Un de nos grands problèmes consiste en la difficulté de distinguer entre ce que certaines personnes écarteraient d’emblée comme étant psychique et ce que d’autres apprécieraient comme étant de grande valeur et appelleraient religieuses. Et le cœur même de ces expériences qui, dans beaucoup de cas, paraît être semblable. Ce qui semble constituer l’élément religieux est la façon dont les gens réagissent, la façon dont ils reçoivent et répondent.

Ce sont des choses qu’on peut partager ou pas. Si quelqu’un ne partage pas son expérience, c’est inutile d’en parler. Dans ce domaine il n’y a pas de vérification au sens scientifique. Là où on ne peut pas mesurer, la vérification est impossible, et il n’y a pas de mesures à appliquer à ce genre de choses. C’est un domaine qui relève du qualitatif sans aucune recherche possible sur le quantitatif.

Vous diriez alors, qu’à moins de pouvoir présenter des résultats sous forme quantitative, votre travail n’est pas scientifique ?

Il fut un temps [1917-1918] où je travaillais dans le laboratoire de psychologie expérimentale à Genève avec [Édouard] Claparède. Il avait placé ces paroles de Lord Kelvin sur la porte de son laboratoire : « Si tu peux exprimer en chiffres ce dont tu parles, tu en possède une certaine connaissance. Sinon, tu n’en connais rien et ce que tu dis n’a guère de valeur ».

Seriez-vous encore d’accord maintenant avec ce point de vue ?

Certainement d’un point de vue scientifique. Dans mon esprit je fais une distinction très nette entre ce qui peut être analysé par la recherche scientifique et ce qui ne peut l’être. Il n’y a pas de pont entre le quantitatif et le qualitatif.

L’un est-il plus réel que l’autre ou ne portez-vous pas de jugement ?

Il ne m’appartient pas de juger. D’une certaine façon, je suis un parfait agnostique et un parfait croyant d’autre part.

N’êtes-vous pas ouvert à la compartimentation, à penser en termes de deux mondes qui ne peuvent pas entrer en contact l’un avec l’autre ?

Je ne dirais pas cela. Je dis simplement que je ne me permets pas de dire que je sais, si je ne peux pas prouver par l’expérience ce que je sais.

Alors, la seule sorte de psychologie que vous accepteriez comme scientifique est une sorte de psychologie behavioriste ?

Non, je rejette le behaviorisme comme je rejette la psychanalyse. En ce qui me concerne, la seule forme de psychologie scientifique prouvée est la psycho-statistique.

On pourrait objecter à Lord Kelvin qu’en fait les nombres n’ont d’autre signification que mythique.
┄┄┄┄┄┄┄┄┄┄
» **EXERCICE A**
Veuillez renvoyer à l’identique, s’il vous plaît, les entrées du début jusqu’à la ligne contenant « x-tick-label: 15 <box>785 1055 843 1120</box> », celle-ci comprise.

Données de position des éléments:
┄┄┄┄┄┄┄┄┄┄
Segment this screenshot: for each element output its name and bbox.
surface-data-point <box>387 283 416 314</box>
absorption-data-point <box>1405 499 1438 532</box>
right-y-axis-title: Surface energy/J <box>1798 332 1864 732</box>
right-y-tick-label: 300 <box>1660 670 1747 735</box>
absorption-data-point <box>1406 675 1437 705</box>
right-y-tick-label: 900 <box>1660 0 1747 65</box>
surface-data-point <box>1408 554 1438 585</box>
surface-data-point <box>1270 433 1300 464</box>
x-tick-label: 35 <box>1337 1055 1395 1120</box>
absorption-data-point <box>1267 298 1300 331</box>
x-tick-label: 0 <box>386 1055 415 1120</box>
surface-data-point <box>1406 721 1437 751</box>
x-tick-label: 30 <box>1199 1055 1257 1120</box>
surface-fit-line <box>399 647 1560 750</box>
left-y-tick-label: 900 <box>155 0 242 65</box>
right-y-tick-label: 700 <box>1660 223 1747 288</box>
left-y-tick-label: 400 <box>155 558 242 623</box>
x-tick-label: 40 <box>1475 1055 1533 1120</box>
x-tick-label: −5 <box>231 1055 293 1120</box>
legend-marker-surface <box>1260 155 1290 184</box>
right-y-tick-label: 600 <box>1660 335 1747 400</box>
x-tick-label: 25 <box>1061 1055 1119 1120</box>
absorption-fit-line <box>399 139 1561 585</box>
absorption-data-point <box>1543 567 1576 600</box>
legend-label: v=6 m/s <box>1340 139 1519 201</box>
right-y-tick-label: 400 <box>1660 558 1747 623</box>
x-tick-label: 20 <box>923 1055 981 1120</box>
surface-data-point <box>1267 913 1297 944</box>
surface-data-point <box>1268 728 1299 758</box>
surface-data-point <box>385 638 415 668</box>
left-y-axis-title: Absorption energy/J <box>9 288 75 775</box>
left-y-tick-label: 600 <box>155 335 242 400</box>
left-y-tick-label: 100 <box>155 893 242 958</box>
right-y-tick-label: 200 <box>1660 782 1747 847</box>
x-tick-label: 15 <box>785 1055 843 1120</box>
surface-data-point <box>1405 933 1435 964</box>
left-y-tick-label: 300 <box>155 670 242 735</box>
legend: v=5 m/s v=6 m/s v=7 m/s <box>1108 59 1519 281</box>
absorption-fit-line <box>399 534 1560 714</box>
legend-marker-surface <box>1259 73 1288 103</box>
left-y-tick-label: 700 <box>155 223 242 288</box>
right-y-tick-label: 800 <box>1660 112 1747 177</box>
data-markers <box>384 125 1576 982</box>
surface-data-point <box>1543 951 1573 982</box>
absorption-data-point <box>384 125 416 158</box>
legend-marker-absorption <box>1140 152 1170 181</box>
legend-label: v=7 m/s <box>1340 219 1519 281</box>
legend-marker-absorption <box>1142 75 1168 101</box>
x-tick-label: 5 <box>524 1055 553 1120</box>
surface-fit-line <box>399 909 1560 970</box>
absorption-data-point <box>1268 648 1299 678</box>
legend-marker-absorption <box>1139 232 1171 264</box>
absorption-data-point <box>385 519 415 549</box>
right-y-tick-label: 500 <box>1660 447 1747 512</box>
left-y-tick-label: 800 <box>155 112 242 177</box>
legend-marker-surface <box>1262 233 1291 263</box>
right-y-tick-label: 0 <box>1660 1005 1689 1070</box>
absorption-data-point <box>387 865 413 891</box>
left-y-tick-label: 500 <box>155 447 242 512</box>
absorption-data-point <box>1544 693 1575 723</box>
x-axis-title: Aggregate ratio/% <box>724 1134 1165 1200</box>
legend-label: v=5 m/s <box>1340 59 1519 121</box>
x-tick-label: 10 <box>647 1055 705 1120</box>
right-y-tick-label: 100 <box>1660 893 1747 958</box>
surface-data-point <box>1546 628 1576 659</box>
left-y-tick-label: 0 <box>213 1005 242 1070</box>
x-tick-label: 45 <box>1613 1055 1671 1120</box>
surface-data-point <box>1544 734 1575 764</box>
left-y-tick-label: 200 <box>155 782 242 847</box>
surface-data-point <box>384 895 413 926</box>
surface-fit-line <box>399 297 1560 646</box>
┄┄┄┄┄┄┄┄┄┄
» **EXERCICE B**
Les affirmations suivantes concordent-elles avec l’entretien ? Répondez par oui ou par non et citez mot pour mot le passage décisif. (i) Claparède avait placé des paroles de Lord Kelvin sur la porte de son laboratoire. (ii) La personne interrogée accepte la psychanalyse comme psychologie scientifique. (iii) Selon la personne interrogée, un pont relie le quantitatif et le qualitatif.

» **CORRIGÉ A**
Segment this screenshot: for each element output its name and bbox.
surface-data-point <box>387 283 416 314</box>
absorption-data-point <box>1405 499 1438 532</box>
right-y-axis-title: Surface energy/J <box>1798 332 1864 732</box>
right-y-tick-label: 300 <box>1660 670 1747 735</box>
absorption-data-point <box>1406 675 1437 705</box>
right-y-tick-label: 900 <box>1660 0 1747 65</box>
surface-data-point <box>1408 554 1438 585</box>
surface-data-point <box>1270 433 1300 464</box>
x-tick-label: 35 <box>1337 1055 1395 1120</box>
absorption-data-point <box>1267 298 1300 331</box>
x-tick-label: 0 <box>386 1055 415 1120</box>
surface-data-point <box>1406 721 1437 751</box>
x-tick-label: 30 <box>1199 1055 1257 1120</box>
surface-fit-line <box>399 647 1560 750</box>
left-y-tick-label: 900 <box>155 0 242 65</box>
right-y-tick-label: 700 <box>1660 223 1747 288</box>
left-y-tick-label: 400 <box>155 558 242 623</box>
x-tick-label: 40 <box>1475 1055 1533 1120</box>
x-tick-label: −5 <box>231 1055 293 1120</box>
legend-marker-surface <box>1260 155 1290 184</box>
right-y-tick-label: 600 <box>1660 335 1747 400</box>
x-tick-label: 25 <box>1061 1055 1119 1120</box>
absorption-fit-line <box>399 139 1561 585</box>
absorption-data-point <box>1543 567 1576 600</box>
legend-label: v=6 m/s <box>1340 139 1519 201</box>
right-y-tick-label: 400 <box>1660 558 1747 623</box>
x-tick-label: 20 <box>923 1055 981 1120</box>
surface-data-point <box>1267 913 1297 944</box>
surface-data-point <box>1268 728 1299 758</box>
surface-data-point <box>385 638 415 668</box>
left-y-axis-title: Absorption energy/J <box>9 288 75 775</box>
left-y-tick-label: 600 <box>155 335 242 400</box>
left-y-tick-label: 100 <box>155 893 242 958</box>
right-y-tick-label: 200 <box>1660 782 1747 847</box>
x-tick-label: 15 <box>785 1055 843 1120</box>

» **CORRIGÉ B**
(i) Oui : « Il avait placé ces paroles de Lord Kelvin sur la porte de son laboratoire »
(ii) Non : « je rejette le behaviorisme comme je rejette la psychanalyse »
(iii) Non : « Il n’y a pas de pont entre le quantitatif et le qualitatif. »